Supplied data →

"""

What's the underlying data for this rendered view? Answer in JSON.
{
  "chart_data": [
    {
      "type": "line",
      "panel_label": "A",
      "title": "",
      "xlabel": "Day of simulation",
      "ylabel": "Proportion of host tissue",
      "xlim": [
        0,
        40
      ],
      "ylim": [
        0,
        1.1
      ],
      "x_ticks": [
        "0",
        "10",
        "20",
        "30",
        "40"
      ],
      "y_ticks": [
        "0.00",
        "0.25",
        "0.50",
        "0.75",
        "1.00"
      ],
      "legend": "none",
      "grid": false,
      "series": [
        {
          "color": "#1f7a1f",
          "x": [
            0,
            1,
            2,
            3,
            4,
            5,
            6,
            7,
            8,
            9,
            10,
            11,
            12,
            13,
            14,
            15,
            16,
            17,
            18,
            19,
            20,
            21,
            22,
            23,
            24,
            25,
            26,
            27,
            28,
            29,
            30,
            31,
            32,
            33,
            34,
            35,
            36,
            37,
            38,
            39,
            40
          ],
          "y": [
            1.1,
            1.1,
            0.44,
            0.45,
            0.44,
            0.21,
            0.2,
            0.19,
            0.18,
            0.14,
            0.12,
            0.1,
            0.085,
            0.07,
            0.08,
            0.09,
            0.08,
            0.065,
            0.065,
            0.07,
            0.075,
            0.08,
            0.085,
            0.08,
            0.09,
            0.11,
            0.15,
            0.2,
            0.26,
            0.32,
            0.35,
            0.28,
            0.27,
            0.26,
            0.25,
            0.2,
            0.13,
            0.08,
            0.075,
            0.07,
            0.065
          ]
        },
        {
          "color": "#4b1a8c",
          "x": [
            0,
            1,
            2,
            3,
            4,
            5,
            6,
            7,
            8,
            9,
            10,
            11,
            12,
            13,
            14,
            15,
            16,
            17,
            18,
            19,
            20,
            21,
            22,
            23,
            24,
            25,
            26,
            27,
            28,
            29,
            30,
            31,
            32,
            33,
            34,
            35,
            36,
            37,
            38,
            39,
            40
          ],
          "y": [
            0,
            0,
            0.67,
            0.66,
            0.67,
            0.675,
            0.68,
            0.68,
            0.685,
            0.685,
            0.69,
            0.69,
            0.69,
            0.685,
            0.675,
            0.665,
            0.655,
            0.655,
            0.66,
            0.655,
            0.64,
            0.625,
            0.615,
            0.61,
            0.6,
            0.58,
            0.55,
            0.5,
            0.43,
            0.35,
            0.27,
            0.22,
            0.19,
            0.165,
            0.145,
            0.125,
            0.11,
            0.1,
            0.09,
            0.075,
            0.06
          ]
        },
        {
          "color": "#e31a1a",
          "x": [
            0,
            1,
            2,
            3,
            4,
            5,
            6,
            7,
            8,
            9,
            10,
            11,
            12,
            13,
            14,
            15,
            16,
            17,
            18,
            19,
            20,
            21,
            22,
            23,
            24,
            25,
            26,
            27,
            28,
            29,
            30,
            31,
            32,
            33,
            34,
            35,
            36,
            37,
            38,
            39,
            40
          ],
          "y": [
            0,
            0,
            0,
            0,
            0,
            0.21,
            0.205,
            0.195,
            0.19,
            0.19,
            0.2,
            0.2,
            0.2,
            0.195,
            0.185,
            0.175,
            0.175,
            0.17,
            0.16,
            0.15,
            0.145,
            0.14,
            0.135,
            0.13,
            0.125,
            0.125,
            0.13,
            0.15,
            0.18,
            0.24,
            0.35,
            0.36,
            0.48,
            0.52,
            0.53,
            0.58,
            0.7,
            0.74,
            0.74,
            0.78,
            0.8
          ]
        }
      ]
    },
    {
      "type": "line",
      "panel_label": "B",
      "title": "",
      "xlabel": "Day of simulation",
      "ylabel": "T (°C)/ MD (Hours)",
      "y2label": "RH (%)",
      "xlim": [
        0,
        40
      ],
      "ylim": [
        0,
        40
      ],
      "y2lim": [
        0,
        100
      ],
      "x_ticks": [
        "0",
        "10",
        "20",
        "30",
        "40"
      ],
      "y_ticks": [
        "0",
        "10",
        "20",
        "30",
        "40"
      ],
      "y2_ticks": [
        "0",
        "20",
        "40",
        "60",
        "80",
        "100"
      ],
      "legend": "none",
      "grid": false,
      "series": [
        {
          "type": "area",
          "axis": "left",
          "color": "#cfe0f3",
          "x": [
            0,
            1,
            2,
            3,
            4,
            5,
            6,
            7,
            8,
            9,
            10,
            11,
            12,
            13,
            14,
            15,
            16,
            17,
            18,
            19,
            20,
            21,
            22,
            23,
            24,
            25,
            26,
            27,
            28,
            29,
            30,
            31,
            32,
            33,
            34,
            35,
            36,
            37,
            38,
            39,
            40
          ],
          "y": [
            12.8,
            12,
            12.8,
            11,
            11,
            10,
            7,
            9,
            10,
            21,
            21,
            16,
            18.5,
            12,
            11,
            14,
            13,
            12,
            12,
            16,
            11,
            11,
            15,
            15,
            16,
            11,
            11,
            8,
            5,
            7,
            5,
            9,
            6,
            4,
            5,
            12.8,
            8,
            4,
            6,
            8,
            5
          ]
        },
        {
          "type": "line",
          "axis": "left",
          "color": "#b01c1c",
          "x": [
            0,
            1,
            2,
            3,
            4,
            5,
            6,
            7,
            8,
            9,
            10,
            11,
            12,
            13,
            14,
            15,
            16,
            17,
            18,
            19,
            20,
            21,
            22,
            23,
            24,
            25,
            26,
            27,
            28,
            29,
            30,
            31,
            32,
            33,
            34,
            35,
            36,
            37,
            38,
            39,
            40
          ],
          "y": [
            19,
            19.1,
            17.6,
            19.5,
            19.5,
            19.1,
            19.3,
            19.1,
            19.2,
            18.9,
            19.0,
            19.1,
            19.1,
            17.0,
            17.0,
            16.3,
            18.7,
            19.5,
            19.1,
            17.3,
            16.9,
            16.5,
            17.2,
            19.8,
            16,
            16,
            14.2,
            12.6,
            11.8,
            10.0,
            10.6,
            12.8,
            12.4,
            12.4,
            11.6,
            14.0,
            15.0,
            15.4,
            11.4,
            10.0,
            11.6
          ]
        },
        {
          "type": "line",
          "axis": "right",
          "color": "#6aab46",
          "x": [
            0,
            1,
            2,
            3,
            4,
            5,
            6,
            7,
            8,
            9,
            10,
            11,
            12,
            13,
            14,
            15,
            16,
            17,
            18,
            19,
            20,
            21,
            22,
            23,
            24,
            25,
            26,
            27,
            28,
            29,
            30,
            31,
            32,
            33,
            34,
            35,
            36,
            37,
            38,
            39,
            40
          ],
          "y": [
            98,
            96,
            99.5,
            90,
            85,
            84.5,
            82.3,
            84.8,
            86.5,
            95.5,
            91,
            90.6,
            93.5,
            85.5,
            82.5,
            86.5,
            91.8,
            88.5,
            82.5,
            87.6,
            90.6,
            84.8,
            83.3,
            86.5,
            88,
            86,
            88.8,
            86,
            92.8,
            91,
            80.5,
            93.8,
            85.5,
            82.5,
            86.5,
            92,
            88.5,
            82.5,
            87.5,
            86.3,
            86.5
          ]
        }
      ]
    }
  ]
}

"""

Given instruction → Copy all the lines, exactly.

Response →
What's the underlying data for this rendered view? Answer in JSON.
{
  "chart_data": [
    {
      "type": "line",
      "panel_label": "A",
      "title": "",
      "xlabel": "Day of simulation",
      "ylabel": "Proportion of host tissue",
      "xlim": [
        0,
        40
      ],
      "ylim": [
        0,
        1.1
      ],
      "x_ticks": [
        "0",
        "10",
        "20",
        "30",
        "40"
      ],
      "y_ticks": [
        "0.00",
        "0.25",
        "0.50",
        "0.75",
        "1.00"
      ],
      "legend": "none",
      "grid": false,
      "series": [
        {
          "color": "#1f7a1f",
          "x": [
            0,
            1,
            2,
            3,
            4,
            5,
            6,
            7,
            8,
            9,
            10,
            11,
            12,
            13,
            14,
            15,
            16,
            17,
            18,
            19,
            20,
            21,
            22,
            23,
            24,
            25,
            26,
            27,
            28,
            29,
            30,
            31,
            32,
            33,
            34,
            35,
            36,
            37,
            38,
            39,
            40
          ],
          "y": [
            1.1,
            1.1,
            0.44,
            0.45,
            0.44,
            0.21,
            0.2,
            0.19,
            0.18,
            0.14,
            0.12,
            0.1,
            0.085,
            0.07,
            0.08,
            0.09,
            0.08,
            0.065,
            0.065,
            0.07,
            0.075,
            0.08,
            0.085,
            0.08,
            0.09,
            0.11,
            0.15,
            0.2,
            0.26,
            0.32,
            0.35,
            0.28,
            0.27,
            0.26,
            0.25,
            0.2,
            0.13,
            0.08,
            0.075,
            0.07,
            0.065
          ]
        },
        {
          "color": "#4b1a8c",
          "x": [
            0,
            1,
            2,
            3,
            4,
            5,
            6,
            7,
            8,
            9,
            10,
            11,
            12,
            13,
            14,
            15,
            16,
            17,
            18,
            19,
            20,
            21,
            22,
            23,
            24,
            25,
            26,
            27,
            28,
            29,
            30,
            31,
            32,
            33,
            34,
            35,
            36,
            37,
            38,
            39,
            40
          ],
          "y": [
            0,
            0,
            0.67,
            0.66,
            0.67,
            0.675,
            0.68,
            0.68,
            0.685,
            0.685,
            0.69,
            0.69,
            0.69,
            0.685,
            0.675,
            0.665,
            0.655,
            0.655,
            0.66,
            0.655,
            0.64,
            0.625,
            0.615,
            0.61,
            0.6,
            0.58,
            0.55,
            0.5,
            0.43,
            0.35,
            0.27,
            0.22,
            0.19,
            0.165,
            0.145,
            0.125,
            0.11,
            0.1,
            0.09,
            0.075,
            0.06
          ]
        },
        {
          "color": "#e31a1a",
          "x": [
            0,
            1,
            2,
            3,
            4,
            5,
            6,
            7,
            8,
            9,
            10,
            11,
            12,
            13,
            14,
            15,
            16,
            17,
            18,
            19,
            20,
            21,
            22,
            23,
            24,
            25,
            26,
            27,
            28,
            29,
            30,
            31,
            32,
            33,
            34,
            35,
            36,
            37,
            38,
            39,
            40
          ],
          "y": [
            0,
            0,
            0,
            0,
            0,
            0.21,
            0.205,
            0.195,
            0.19,
            0.19,
            0.2,
            0.2,
            0.2,
            0.195,
            0.185,
            0.175,
            0.175,
            0.17,
            0.16,
            0.15,
            0.145,
            0.14,
            0.135,
            0.13,
            0.125,
            0.125,
            0.13,
            0.15,
            0.18,
            0.24,
            0.35,
            0.36,
            0.48,
            0.52,
            0.53,
            0.58,
            0.7,
            0.74,
            0.74,
            0.78,
            0.8
          ]
        }
      ]
    },
    {
      "type": "line",
      "panel_label": "B",
      "title": "",
      "xlabel": "Day of simulation",
      "ylabel": "T (°C)/ MD (Hours)",
      "y2label": "RH (%)",
      "xlim": [
        0,
        40
      ],
      "ylim": [
        0,
        40
      ],
      "y2lim": [
        0,
        100
      ],
      "x_ticks": [
        "0",
        "10",
        "20",
        "30",
        "40"
      ],
      "y_ticks": [
        "0",
        "10",
        "20",
        "30",
        "40"
      ],
      "y2_ticks": [
        "0",
        "20",
        "40",
        "60",
        "80",
        "100"
      ],
      "legend": "none",
      "grid": false,
      "series": [
        {
          "type": "area",
          "axis": "left",
          "color": "#cfe0f3",
          "x": [
            0,
            1,
            2,
            3,
            4,
            5,
            6,
            7,
            8,
            9,
            10,
            11,
            12,
            13,
            14,
            15,
            16,
            17,
            18,
            19,
            20,
            21,
            22,
            23,
            24,
            25,
            26,
            27,
            28,
            29,
            30,
            31,
            32,
            33,
            34,
            35,
            36,
            37,
            38,
            39,
            40
          ],
          "y": [
            12.8,
            12,
            12.8,
            11,
            11,
            10,
            7,
            9,
            10,
            21,
            21,
            16,
            18.5,
            12,
            11,
            14,
            13,
            12,
            12,
            16,
            11,
            11,
            15,
            15,
            16,
            11,
            11,
            8,
            5,
            7,
            5,
            9,
            6,
            4,
            5,
            12.8,
            8,
            4,
            6,
            8,
            5
          ]
        },
        {
          "type": "line",
          "axis": "left",
          "color": "#b01c1c",
          "x": [
            0,
            1,
            2,
            3,
            4,
            5,
            6,
            7,
            8,
            9,
            10,
            11,
            12,
            13,
            14,
            15,
            16,
            17,
            18,
            19,
            20,
            21,
            22,
            23,
            24,
            25,
            26,
            27,
            28,
            29,
            30,
            31,
            32,
            33,
            34,
            35,
            36,
            37,
            38,
            39,
            40
          ],
          "y": [
            19,
            19.1,
            17.6,
            19.5,
            19.5,
            19.1,
            19.3,
            19.1,
            19.2,
            18.9,
            19.0,
            19.1,
            19.1,
            17.0,
            17.0,
            16.3,
            18.7,
            19.5,
            19.1,
            17.3,
            16.9,
            16.5,
            17.2,
            19.8,
            16,
            16,
            14.2,
            12.6,
            11.8,
            10.0,
            10.6,
            12.8,
            12.4,
            12.4,
            11.6,
            14.0,
            15.0,
            15.4,
            11.4,
            10.0,
            11.6
          ]
        },
        {
          "type": "line",
          "axis": "right",
          "color": "#6aab46",
          "x": [
            0,
            1,
            2,
            3,
            4,
            5,
            6,
            7,
            8,
            9,
            10,
            11,
            12,
            13,
            14,
            15,
            16,
            17,
            18,
            19,
            20,
            21,
            22,
            23,
            24,
            25,
            26,
            27,
            28,
            29,
            30,
            31,
            32,
            33,
            34,
            35,
            36,
            37,
            38,
            39,
            40
          ],
          "y": [
            98,
            96,
            99.5,
            90,
            85,
            84.5,
            82.3,
            84.8,
            86.5,
            95.5,
            91,
            90.6,
            93.5,
            85.5,
            82.5,
            86.5,
            91.8,
            88.5,
            82.5,
            87.6,
            90.6,
            84.8,
            83.3,
            86.5,
            88,
            86,
            88.8,
            86,
            92.8,
            91,
            80.5,
            93.8,
            85.5,
            82.5,
            86.5,
            92,
            88.5,
            82.5,
            87.5,
            86.3,
            86.5
          ]
        }
      ]
    }
  ]
}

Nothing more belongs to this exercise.